* Short task: For the data below, work out how many lines include the string "name" and report only the number.

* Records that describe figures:
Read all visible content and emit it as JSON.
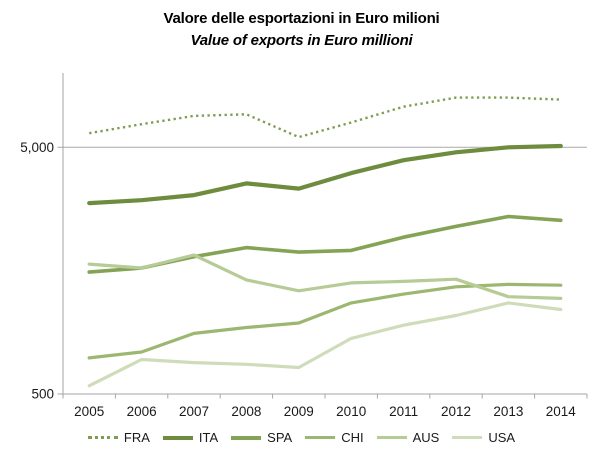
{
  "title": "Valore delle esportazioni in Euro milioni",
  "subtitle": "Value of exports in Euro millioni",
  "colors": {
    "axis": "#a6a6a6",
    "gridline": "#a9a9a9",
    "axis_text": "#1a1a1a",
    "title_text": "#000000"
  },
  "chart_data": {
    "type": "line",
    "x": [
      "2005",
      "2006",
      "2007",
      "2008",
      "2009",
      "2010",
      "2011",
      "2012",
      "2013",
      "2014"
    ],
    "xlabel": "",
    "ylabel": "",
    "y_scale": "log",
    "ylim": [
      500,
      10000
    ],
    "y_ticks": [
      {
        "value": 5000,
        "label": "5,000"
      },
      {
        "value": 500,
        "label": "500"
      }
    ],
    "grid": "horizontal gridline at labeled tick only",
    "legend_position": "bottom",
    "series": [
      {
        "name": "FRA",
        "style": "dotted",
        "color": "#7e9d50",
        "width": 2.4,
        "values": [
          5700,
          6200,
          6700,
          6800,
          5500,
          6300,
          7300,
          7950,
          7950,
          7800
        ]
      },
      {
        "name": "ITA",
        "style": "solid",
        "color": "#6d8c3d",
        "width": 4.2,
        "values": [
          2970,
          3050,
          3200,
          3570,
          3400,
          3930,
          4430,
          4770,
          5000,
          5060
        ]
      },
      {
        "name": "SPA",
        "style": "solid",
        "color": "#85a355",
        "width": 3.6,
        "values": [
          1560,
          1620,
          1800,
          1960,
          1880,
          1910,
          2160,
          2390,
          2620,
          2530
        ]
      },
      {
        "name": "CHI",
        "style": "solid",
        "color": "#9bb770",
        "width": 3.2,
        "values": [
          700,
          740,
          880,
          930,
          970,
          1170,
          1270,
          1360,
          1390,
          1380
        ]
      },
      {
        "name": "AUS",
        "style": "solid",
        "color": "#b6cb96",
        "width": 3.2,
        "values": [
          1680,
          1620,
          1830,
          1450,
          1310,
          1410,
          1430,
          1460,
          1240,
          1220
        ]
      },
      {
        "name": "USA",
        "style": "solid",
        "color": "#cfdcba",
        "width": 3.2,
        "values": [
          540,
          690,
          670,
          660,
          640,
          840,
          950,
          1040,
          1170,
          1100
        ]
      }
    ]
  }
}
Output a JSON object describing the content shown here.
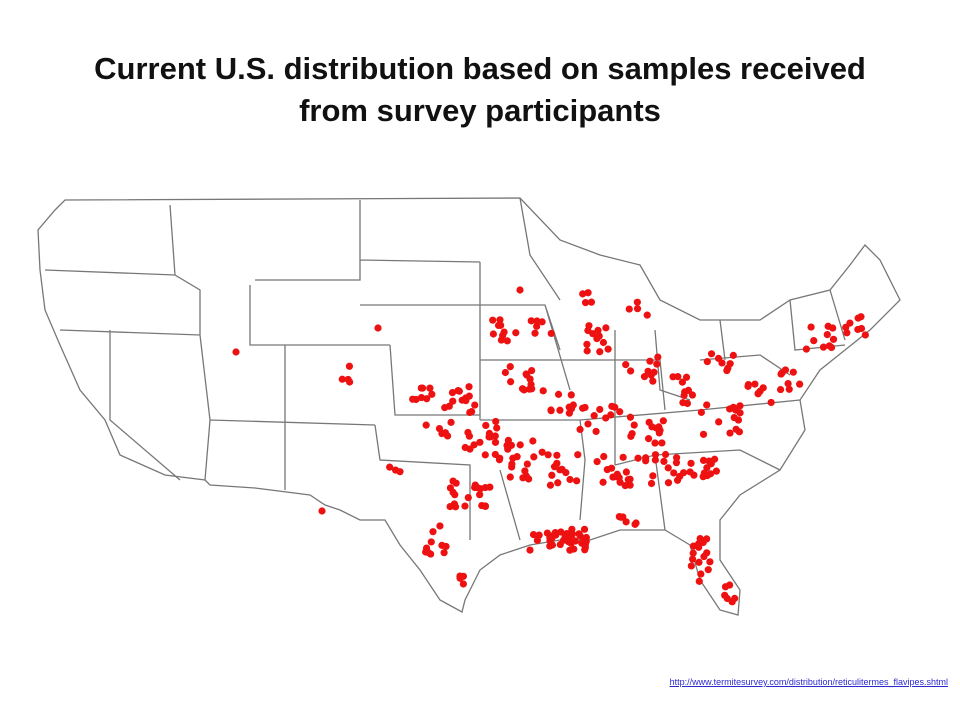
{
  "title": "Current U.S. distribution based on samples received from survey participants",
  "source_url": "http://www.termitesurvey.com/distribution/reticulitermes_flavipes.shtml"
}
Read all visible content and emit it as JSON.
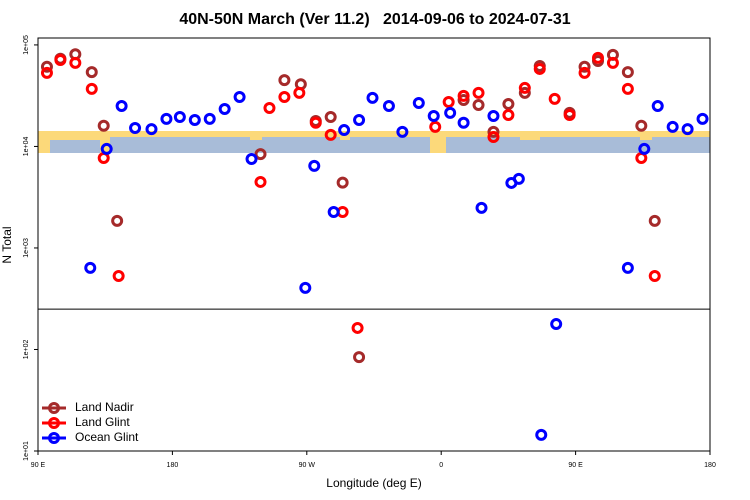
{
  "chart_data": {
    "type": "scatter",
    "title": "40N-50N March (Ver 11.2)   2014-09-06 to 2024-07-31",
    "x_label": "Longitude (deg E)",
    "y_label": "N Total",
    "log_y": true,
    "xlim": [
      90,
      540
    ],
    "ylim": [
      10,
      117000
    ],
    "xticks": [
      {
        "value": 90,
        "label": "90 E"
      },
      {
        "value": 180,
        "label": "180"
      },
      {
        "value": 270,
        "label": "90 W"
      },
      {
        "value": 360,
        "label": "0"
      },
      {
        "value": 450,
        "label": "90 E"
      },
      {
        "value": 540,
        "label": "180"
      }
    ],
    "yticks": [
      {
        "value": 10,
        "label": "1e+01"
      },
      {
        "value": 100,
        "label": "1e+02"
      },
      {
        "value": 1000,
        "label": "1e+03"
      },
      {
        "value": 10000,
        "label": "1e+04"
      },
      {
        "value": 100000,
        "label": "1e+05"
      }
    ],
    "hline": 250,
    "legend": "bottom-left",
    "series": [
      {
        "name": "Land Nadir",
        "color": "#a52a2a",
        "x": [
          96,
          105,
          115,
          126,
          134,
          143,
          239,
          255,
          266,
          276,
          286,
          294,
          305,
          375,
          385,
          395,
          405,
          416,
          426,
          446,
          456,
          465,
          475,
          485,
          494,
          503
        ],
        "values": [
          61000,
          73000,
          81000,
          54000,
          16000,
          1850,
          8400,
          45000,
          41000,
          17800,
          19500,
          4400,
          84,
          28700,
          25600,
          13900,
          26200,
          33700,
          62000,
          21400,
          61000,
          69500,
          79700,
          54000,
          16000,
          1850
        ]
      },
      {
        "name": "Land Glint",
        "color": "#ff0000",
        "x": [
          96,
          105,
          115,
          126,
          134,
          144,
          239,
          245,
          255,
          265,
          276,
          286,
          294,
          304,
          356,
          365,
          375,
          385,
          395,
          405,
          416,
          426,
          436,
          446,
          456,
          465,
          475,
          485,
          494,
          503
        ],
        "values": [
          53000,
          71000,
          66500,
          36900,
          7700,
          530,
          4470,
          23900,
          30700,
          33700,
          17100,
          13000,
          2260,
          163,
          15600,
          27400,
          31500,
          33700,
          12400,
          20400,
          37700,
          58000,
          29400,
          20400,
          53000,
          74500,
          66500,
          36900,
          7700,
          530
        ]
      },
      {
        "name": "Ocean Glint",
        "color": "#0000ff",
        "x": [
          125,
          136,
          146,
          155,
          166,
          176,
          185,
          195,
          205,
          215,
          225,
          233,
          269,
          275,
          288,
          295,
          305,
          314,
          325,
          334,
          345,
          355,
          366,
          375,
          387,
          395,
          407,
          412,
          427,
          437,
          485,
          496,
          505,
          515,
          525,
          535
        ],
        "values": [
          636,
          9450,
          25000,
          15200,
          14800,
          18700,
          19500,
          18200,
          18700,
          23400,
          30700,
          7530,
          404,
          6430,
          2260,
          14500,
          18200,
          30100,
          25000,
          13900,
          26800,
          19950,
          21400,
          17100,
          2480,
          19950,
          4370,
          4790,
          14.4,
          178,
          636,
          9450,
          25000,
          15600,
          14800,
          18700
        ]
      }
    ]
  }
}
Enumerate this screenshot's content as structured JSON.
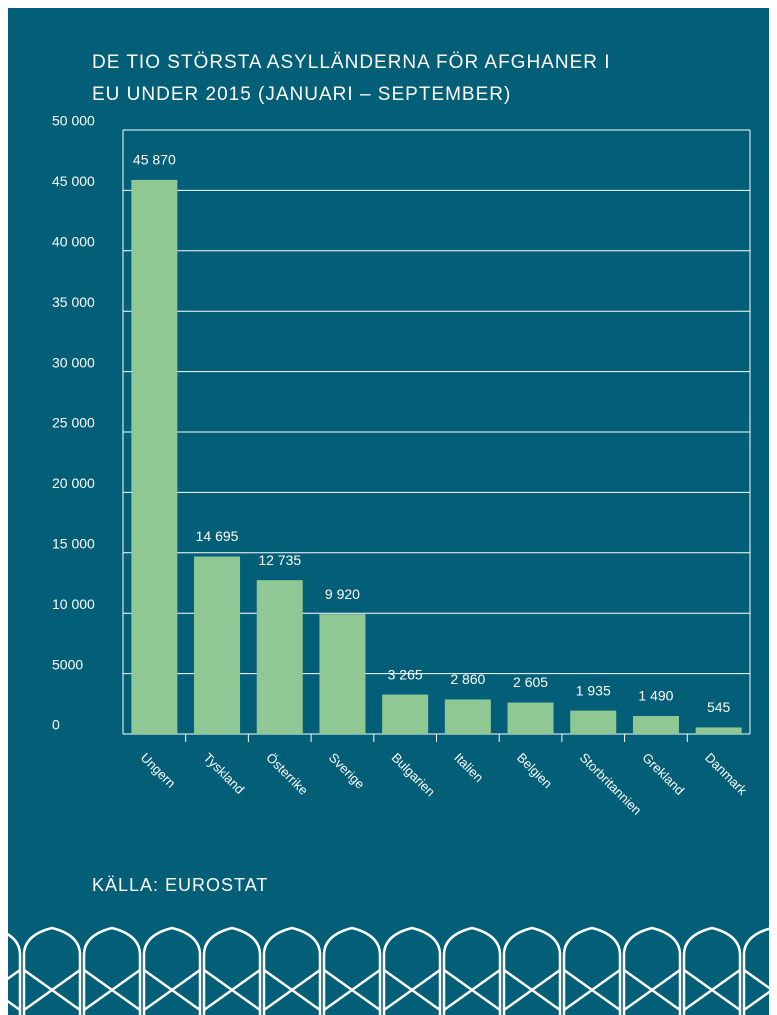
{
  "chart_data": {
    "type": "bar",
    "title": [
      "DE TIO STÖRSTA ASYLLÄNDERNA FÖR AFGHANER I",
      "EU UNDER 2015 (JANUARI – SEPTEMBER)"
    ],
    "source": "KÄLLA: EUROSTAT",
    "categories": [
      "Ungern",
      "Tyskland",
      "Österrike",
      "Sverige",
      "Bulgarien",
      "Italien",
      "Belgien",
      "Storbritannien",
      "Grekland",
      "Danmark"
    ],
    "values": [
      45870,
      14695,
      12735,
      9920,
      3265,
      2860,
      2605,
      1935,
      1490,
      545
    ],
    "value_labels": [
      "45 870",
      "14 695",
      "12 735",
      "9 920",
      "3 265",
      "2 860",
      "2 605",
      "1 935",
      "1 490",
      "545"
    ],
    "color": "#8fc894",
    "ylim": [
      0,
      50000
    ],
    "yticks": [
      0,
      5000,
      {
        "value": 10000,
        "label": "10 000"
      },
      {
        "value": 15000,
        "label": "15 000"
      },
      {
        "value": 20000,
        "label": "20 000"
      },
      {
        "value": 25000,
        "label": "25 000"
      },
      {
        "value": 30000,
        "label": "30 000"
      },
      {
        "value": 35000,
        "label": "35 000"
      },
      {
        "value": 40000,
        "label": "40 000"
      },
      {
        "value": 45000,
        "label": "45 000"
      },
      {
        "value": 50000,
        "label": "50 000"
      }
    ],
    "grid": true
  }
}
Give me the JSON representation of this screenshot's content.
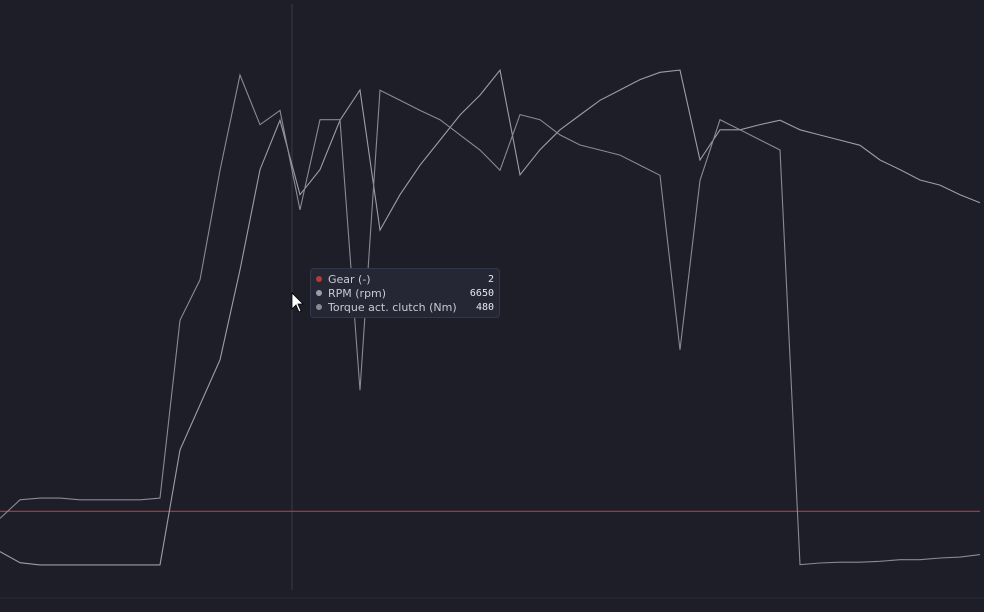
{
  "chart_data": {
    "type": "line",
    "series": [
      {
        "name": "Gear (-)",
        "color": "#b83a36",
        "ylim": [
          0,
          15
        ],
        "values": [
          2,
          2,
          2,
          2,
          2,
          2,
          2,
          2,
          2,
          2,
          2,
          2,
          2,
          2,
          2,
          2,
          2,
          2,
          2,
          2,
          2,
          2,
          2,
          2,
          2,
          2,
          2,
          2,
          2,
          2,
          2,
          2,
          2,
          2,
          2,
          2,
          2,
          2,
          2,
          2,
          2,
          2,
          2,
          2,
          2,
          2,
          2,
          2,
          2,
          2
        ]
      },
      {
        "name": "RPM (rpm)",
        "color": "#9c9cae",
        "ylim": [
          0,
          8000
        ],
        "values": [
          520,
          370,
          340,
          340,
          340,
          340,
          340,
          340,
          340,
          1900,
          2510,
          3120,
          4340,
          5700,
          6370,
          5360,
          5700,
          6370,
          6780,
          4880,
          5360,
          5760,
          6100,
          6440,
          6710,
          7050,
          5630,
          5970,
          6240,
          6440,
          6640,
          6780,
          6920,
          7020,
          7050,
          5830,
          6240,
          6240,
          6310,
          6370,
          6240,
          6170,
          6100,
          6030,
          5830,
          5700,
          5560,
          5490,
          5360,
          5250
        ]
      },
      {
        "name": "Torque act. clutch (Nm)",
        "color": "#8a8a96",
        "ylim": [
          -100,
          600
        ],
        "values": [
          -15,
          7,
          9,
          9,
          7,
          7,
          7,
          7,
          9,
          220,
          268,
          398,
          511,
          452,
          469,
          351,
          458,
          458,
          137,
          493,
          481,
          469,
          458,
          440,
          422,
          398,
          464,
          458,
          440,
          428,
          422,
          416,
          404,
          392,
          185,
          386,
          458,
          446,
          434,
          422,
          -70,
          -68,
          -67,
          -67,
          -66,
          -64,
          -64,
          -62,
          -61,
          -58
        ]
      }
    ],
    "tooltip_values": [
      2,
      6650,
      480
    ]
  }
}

* Exercise answer: 12